» **Set task**: Copy out all the lines in the records that include the word "KÜRÜ".

(Records from a dataset)
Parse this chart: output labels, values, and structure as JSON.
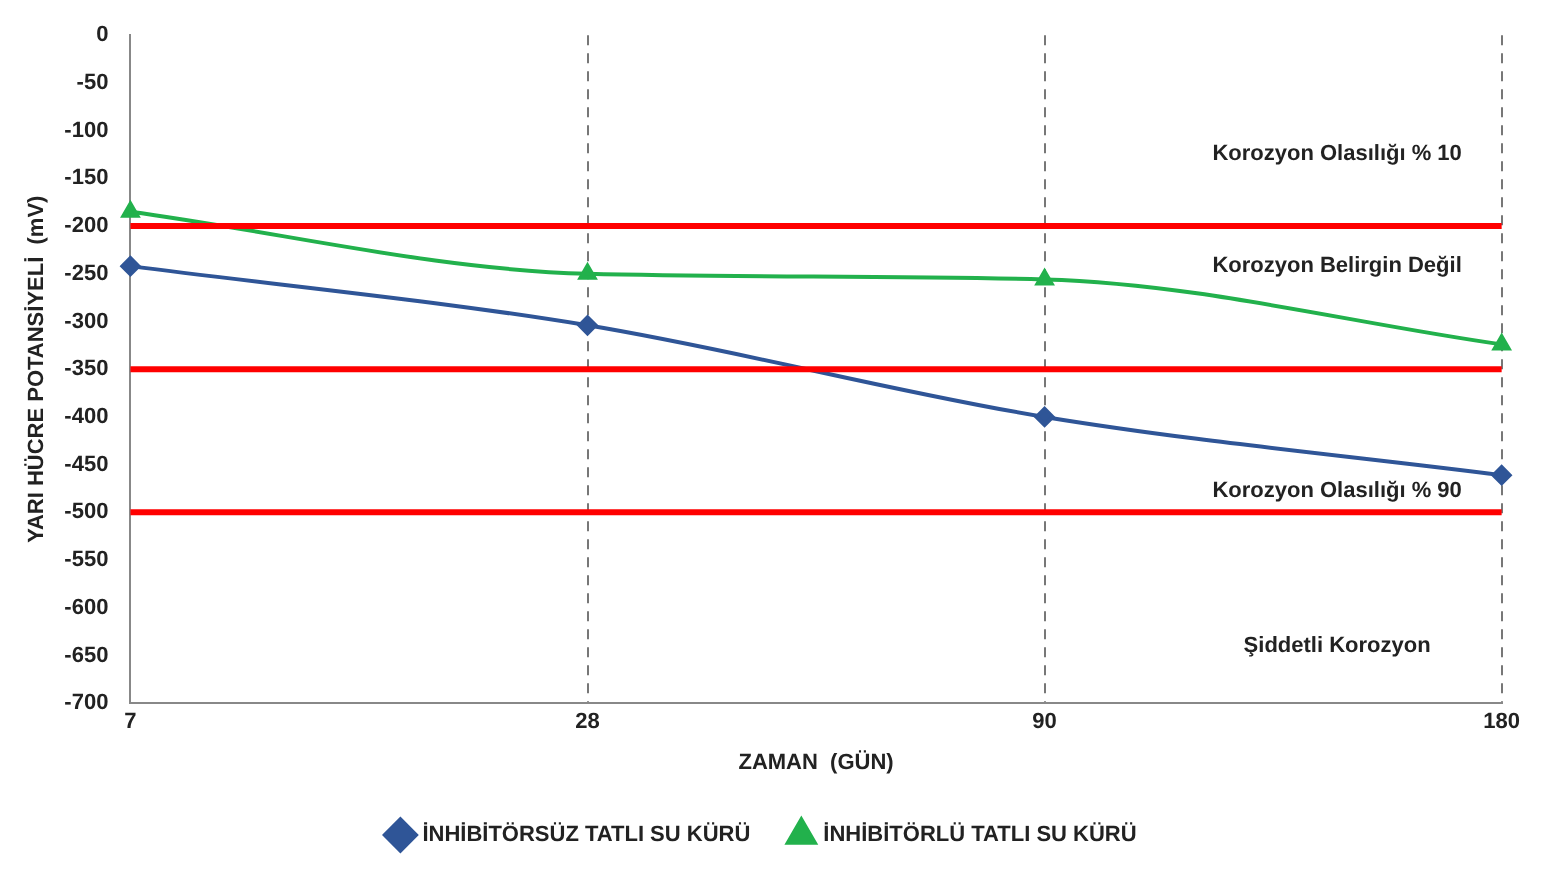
{
  "chart_data": {
    "type": "line",
    "xlabel": "ZAMAN  (GÜN)",
    "ylabel": "YARI HÜCRE POTANSİYELİ  (mV)",
    "categories": [
      "7",
      "28",
      "90",
      "180"
    ],
    "series": [
      {
        "name": "İNHİBİTÖRSÜZ TATLI SU KÜRÜ",
        "color": "#2f5597",
        "values": [
          -242,
          -304,
          -400,
          -461
        ],
        "marker": "diamond"
      },
      {
        "name": "İNHİBİTÖRLÜ TATLI SU KÜRÜ",
        "color": "#22b14c",
        "values": [
          -185,
          -250,
          -256,
          -324
        ],
        "marker": "triangle"
      }
    ],
    "ylim": [
      -700,
      0
    ],
    "yticks": [
      0,
      -50,
      -100,
      -150,
      -200,
      -250,
      -300,
      -350,
      -400,
      -450,
      -500,
      -550,
      -600,
      -650,
      -700
    ],
    "ref_lines": [
      {
        "axis": "y",
        "value": -200,
        "color": "#ff0000"
      },
      {
        "axis": "y",
        "value": -350,
        "color": "#ff0000"
      },
      {
        "axis": "y",
        "value": -500,
        "color": "#ff0000"
      }
    ],
    "annotations": [
      "Korozyon Olasılığı % 10",
      "Korozyon Belirgin Değil",
      "Korozyon Olasılığı % 90",
      "Şiddetli Korozyon"
    ],
    "grid": "x",
    "line_style": "solid",
    "legend": "bottom"
  }
}
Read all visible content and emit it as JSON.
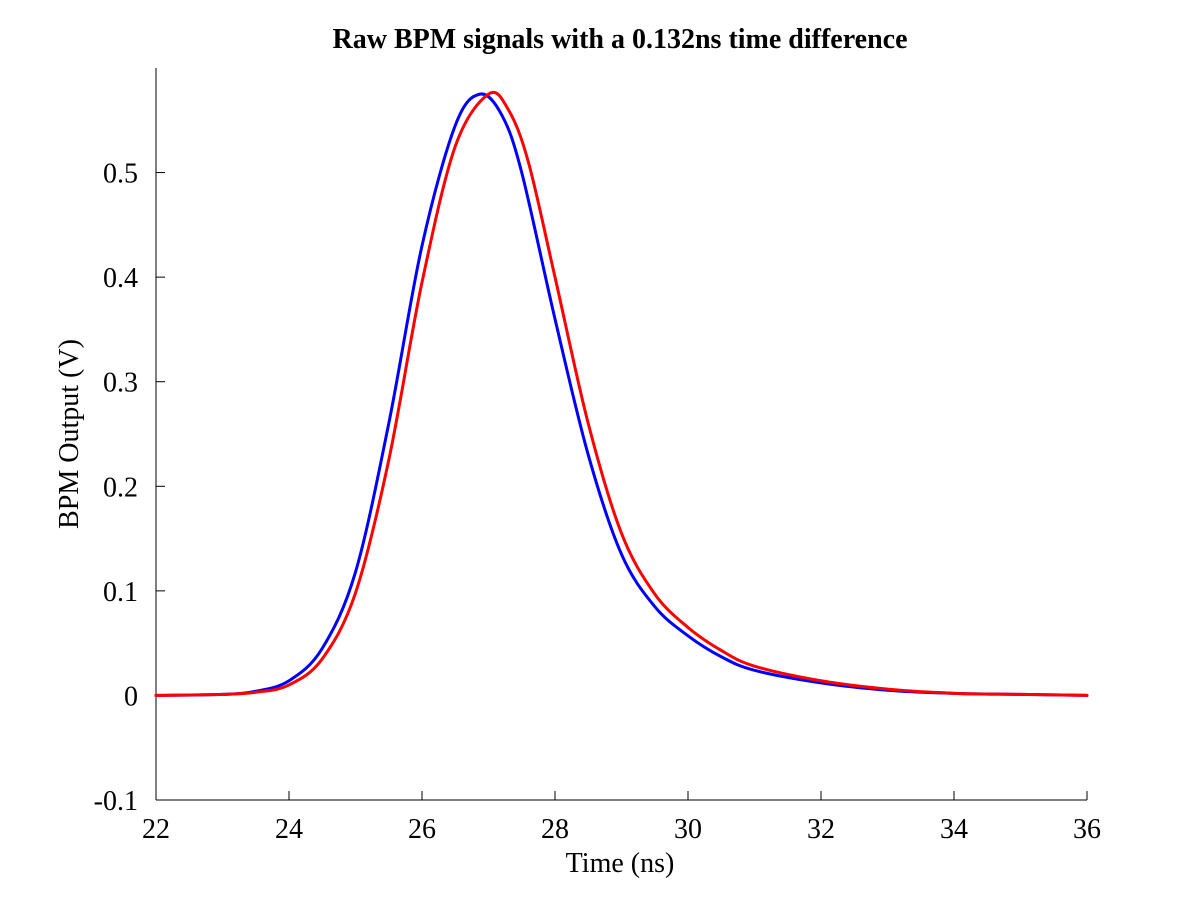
{
  "chart_data": {
    "type": "line",
    "title": "Raw BPM signals with a 0.132ns time difference",
    "xlabel": "Time (ns)",
    "ylabel": "BPM Output (V)",
    "xlim": [
      22,
      36
    ],
    "ylim": [
      -0.1,
      0.6
    ],
    "xticks": [
      22,
      24,
      26,
      28,
      30,
      32,
      34,
      36
    ],
    "xtick_labels": [
      "22",
      "24",
      "26",
      "28",
      "30",
      "32",
      "34",
      "36"
    ],
    "yticks": [
      -0.1,
      0,
      0.1,
      0.2,
      0.3,
      0.4,
      0.5
    ],
    "ytick_labels": [
      "-0.1",
      "0",
      "0.1",
      "0.2",
      "0.3",
      "0.4",
      "0.5"
    ],
    "grid": false,
    "series": [
      {
        "color": "#0000ff",
        "x": [
          22,
          23,
          23.5,
          24,
          24.5,
          25,
          25.5,
          26,
          26.5,
          26.87,
          27.2,
          27.5,
          28,
          28.5,
          29,
          29.5,
          30,
          30.5,
          31,
          32,
          33,
          34,
          35,
          36
        ],
        "y": [
          0,
          0.001,
          0.004,
          0.014,
          0.045,
          0.118,
          0.26,
          0.43,
          0.545,
          0.575,
          0.555,
          0.5,
          0.36,
          0.23,
          0.135,
          0.085,
          0.057,
          0.037,
          0.024,
          0.012,
          0.005,
          0.002,
          0.001,
          0
        ]
      },
      {
        "color": "#ff0000",
        "x": [
          22,
          23,
          23.5,
          24,
          24.5,
          25,
          25.5,
          26,
          26.5,
          27,
          27.3,
          27.6,
          28,
          28.5,
          29,
          29.5,
          30,
          30.5,
          31,
          32,
          33,
          34,
          35,
          36
        ],
        "y": [
          0,
          0.001,
          0.003,
          0.01,
          0.035,
          0.098,
          0.225,
          0.395,
          0.525,
          0.575,
          0.56,
          0.51,
          0.4,
          0.26,
          0.155,
          0.097,
          0.065,
          0.043,
          0.028,
          0.014,
          0.006,
          0.002,
          0.001,
          0
        ]
      }
    ]
  }
}
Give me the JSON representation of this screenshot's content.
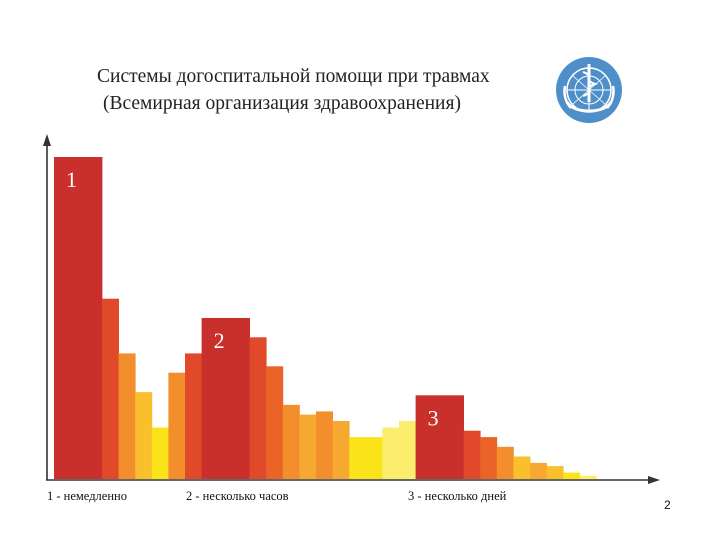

» **Finished task**:
        "name": "İNHİBİTÖRSÜZ TATLI SU KÜRÜ",
        "name": "İNHİBİTÖRLÜ TATLI SU KÜRÜ",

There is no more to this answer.